>> BEGIN Provided records

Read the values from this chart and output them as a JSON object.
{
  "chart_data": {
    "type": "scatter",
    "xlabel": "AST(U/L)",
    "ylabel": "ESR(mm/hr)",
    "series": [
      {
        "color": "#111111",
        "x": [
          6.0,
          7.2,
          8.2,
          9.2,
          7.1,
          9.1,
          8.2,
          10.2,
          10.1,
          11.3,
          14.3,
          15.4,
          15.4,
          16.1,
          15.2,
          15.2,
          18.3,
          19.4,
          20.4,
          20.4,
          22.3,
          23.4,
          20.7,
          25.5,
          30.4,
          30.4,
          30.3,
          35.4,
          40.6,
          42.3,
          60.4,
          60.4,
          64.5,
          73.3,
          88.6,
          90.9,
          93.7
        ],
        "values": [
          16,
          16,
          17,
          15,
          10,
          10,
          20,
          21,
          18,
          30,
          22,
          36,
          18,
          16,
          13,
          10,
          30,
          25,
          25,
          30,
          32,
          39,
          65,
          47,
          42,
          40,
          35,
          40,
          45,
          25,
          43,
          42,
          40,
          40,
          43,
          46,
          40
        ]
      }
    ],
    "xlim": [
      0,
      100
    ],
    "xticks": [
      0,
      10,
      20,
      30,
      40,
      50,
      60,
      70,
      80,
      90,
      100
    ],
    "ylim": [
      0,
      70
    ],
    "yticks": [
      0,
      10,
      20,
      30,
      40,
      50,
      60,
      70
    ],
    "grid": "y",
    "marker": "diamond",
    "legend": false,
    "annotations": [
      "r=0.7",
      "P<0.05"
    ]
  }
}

>> END Provided records

# Short problem
Repeat the data in its entirety, character for character.

# Correct answer
Read the values from this chart and output them as a JSON object.
{
  "chart_data": {
    "type": "scatter",
    "xlabel": "AST(U/L)",
    "ylabel": "ESR(mm/hr)",
    "series": [
      {
        "color": "#111111",
        "x": [
          6.0,
          7.2,
          8.2,
          9.2,
          7.1,
          9.1,
          8.2,
          10.2,
          10.1,
          11.3,
          14.3,
          15.4,
          15.4,
          16.1,
          15.2,
          15.2,
          18.3,
          19.4,
          20.4,
          20.4,
          22.3,
          23.4,
          20.7,
          25.5,
          30.4,
          30.4,
          30.3,
          35.4,
          40.6,
          42.3,
          60.4,
          60.4,
          64.5,
          73.3,
          88.6,
          90.9,
          93.7
        ],
        "values": [
          16,
          16,
          17,
          15,
          10,
          10,
          20,
          21,
          18,
          30,
          22,
          36,
          18,
          16,
          13,
          10,
          30,
          25,
          25,
          30,
          32,
          39,
          65,
          47,
          42,
          40,
          35,
          40,
          45,
          25,
          43,
          42,
          40,
          40,
          43,
          46,
          40
        ]
      }
    ],
    "xlim": [
      0,
      100
    ],
    "xticks": [
      0,
      10,
      20,
      30,
      40,
      50,
      60,
      70,
      80,
      90,
      100
    ],
    "ylim": [
      0,
      70
    ],
    "yticks": [
      0,
      10,
      20,
      30,
      40,
      50,
      60,
      70
    ],
    "grid": "y",
    "marker": "diamond",
    "legend": false,
    "annotations": [
      "r=0.7",
      "P<0.05"
    ]
  }
}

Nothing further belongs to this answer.